*SHORT EXERCISE:* From the listing below, pull out every line where the string "Ruptures" appears.

Figure data in JSON

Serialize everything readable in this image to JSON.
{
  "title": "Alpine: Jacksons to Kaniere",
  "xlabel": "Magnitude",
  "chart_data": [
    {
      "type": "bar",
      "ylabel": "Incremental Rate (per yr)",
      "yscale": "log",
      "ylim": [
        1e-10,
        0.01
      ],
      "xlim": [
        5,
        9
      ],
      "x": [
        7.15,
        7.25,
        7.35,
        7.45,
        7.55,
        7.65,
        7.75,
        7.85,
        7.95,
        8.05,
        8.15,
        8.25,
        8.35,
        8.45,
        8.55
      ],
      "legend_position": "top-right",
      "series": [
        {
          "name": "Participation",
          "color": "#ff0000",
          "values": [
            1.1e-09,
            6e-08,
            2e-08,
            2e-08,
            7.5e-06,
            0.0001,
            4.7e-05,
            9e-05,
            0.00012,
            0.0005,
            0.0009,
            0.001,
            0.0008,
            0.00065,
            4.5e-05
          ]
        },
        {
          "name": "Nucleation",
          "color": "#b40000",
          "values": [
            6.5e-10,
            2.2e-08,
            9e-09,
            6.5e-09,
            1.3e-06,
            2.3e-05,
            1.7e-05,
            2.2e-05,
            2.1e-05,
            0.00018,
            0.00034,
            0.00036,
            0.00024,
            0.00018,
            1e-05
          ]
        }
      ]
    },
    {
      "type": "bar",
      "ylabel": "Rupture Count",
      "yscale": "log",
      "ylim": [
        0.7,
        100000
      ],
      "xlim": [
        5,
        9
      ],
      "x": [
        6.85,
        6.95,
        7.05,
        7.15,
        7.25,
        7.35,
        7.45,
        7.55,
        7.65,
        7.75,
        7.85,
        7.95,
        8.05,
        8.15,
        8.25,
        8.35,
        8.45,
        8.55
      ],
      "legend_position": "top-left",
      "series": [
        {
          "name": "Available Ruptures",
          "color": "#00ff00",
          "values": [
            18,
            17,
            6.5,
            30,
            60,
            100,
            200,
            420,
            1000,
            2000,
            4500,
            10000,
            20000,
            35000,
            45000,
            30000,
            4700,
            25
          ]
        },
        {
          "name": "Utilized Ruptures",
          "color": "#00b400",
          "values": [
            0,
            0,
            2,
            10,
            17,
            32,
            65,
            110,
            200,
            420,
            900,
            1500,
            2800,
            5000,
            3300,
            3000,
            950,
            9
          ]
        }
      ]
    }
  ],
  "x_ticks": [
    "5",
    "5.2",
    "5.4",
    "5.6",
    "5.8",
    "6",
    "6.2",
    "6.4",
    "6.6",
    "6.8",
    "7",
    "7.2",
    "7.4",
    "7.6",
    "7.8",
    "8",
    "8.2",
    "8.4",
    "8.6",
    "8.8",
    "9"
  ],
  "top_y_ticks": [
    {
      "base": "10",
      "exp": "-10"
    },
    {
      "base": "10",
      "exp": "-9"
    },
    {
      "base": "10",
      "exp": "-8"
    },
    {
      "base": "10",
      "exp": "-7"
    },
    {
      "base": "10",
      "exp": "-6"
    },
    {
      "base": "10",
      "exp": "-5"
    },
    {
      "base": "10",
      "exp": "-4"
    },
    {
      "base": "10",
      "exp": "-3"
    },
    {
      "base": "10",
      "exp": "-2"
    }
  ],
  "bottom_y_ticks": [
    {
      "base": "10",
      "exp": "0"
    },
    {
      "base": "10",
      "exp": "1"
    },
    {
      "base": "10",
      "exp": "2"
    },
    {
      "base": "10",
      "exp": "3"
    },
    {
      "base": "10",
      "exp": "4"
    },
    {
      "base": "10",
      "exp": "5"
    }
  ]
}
---
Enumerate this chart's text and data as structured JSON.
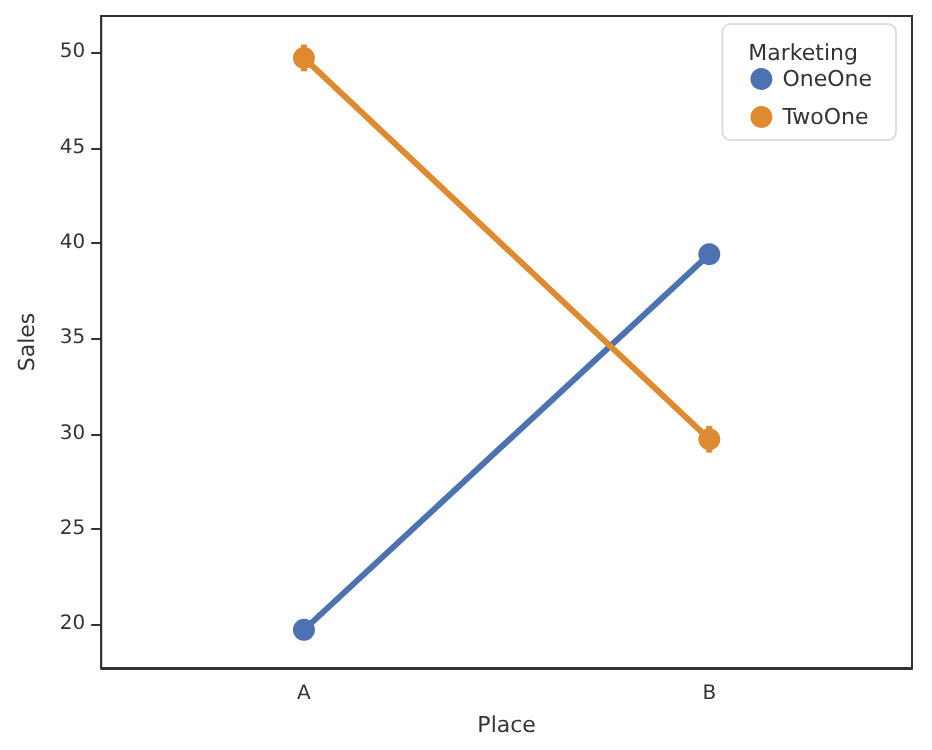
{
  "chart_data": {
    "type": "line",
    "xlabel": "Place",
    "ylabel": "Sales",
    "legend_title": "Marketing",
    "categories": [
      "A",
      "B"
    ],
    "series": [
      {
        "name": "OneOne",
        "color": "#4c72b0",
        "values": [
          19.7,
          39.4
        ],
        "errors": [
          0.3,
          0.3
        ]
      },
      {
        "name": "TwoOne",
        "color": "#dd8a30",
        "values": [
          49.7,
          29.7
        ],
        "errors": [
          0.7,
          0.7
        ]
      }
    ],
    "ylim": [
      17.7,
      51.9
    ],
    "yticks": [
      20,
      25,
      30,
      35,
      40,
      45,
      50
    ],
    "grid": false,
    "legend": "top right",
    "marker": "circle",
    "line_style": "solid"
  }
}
--
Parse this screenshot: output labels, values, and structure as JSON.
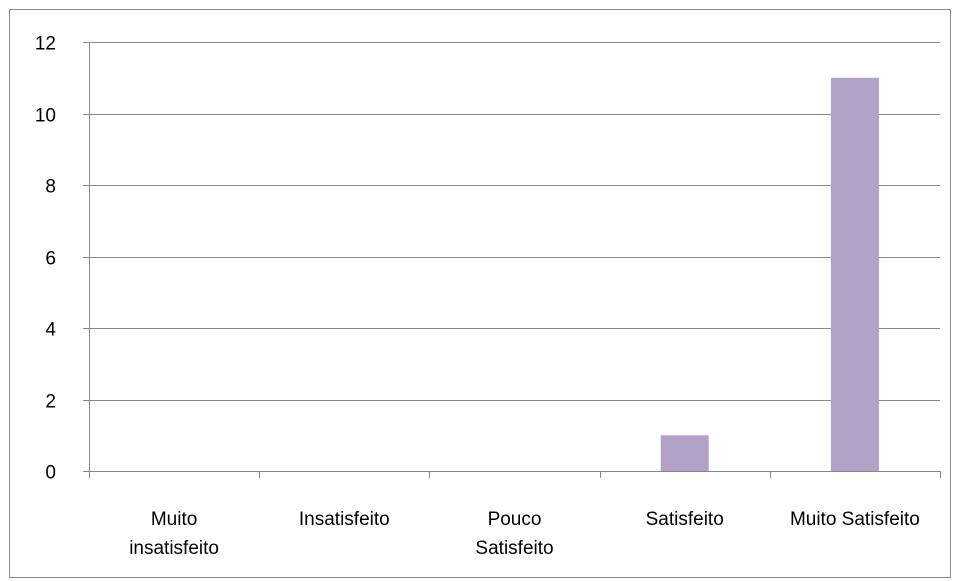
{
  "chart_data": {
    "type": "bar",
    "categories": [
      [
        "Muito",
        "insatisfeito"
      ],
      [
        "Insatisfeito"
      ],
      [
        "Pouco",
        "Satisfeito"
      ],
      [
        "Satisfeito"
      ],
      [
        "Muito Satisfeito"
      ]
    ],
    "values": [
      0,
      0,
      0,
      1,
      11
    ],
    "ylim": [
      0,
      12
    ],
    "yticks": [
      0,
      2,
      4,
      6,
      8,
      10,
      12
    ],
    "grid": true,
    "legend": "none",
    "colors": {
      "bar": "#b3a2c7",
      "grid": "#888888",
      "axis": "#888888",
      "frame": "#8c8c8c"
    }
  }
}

*REPLY TO THE EXERCISE:*
          "name": "Available Ruptures",
          "name": "Utilized Ruptures",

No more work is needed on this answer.